**DOCUMENT SECTION:**

______

Fig. 5.

Knockdown of Cx43 in intact lung microvessels. A and B: rats were injected with either Cx43 shRNA or vehicle, as outlined in materials and methods. Microvessel Cx43 expression in lungs isolated from these animals was determined by in situ immunofluorescence. Immunofluorescence images show Cx43 expression (green) in vehicle- (A) and Cx43 shRNA-treated lung microvessels (B). Blue staining indicates nuclei. Bar, 20 μm. C: bar graph shows Cx43 expression quantified along margins of microvessels within an image field (>3 images/treatment group were analyzed). n = No. of vessels analyzed. ¶P < 0.001 compared with control treatment (3 lungs/treatment group). D and E: rats injected with P-lenti green fluorescent protein (GFP) lentiviral vector or vehicle, as outlined in materials and methods. Image shows GFP fluorescence in microvessels of lungs isolated from vector- (D) and vehicle-treated rats (E) repeated in 3 animals/treatment group. F: rats were injected with Cx43 shRNA lentiviral vector (1 × 10⁹ TU/ml; 20 μl) and ViraDuctin (2 μl in 100 μl PBS) via the tail vein and allowed to recover for 72 h. Control rats were injected with ViraDuctin (2 μl in 100 μl PBS). After 72 h, the lungs were isolated and the peripheral regions of the lungs dissected and homogenized. The homogenized lung tissue was then prepared for immunoblot analysis of the indicated proteins, as outlined in materials and methods. The Cx43 antibody used in this study also detected a nonspecific band at ∼52 kDa; 2 rats/treatment protocol (indicated by the no. 1 or 2 in the figure). Each lane represents data from 1 rat.

______

**Document layout analysis data:**

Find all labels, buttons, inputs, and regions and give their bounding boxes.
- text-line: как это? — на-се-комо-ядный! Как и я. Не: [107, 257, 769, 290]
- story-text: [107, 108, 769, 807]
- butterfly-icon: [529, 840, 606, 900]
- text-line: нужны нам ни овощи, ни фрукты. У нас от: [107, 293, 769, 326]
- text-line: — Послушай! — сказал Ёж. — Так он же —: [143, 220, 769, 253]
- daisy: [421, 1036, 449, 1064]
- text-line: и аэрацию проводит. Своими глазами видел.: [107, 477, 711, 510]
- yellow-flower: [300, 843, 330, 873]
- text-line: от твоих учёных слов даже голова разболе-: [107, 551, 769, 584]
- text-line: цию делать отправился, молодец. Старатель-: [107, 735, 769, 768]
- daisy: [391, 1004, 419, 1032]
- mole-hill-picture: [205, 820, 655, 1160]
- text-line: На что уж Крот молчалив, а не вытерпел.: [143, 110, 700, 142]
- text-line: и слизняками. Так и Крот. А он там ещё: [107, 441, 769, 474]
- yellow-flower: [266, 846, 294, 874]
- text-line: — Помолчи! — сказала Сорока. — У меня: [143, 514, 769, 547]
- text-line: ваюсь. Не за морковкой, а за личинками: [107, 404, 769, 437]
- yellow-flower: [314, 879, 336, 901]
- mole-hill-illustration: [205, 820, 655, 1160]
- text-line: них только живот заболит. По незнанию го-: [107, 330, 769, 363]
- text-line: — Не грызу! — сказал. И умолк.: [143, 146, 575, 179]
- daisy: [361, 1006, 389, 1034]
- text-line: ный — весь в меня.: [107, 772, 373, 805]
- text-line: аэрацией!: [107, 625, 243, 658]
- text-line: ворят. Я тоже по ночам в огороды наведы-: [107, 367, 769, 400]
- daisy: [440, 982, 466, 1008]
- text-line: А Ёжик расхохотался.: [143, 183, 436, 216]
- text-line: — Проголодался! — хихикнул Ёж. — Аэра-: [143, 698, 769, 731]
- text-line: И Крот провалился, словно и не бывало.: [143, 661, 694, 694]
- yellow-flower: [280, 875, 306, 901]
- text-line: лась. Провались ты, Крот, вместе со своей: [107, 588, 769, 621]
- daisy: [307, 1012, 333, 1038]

______

**LIST OF TASKS:**
1. In the caption on Cx43 knockdown in lung microvessels, what color shows Cx43 expression in the immunofluorescence images?
2. According to the caption on Cx43 knockdown in lung microvessels, what do the numbers 1 and 2 in the immunoblot of panel F indicate?

**ANSWERS TO THE TASKS:**
1. Green.

2. Two rats were used for each treatment protocol, and the numbers 1 and 2 identify those rats. Each lane represents data from one rat.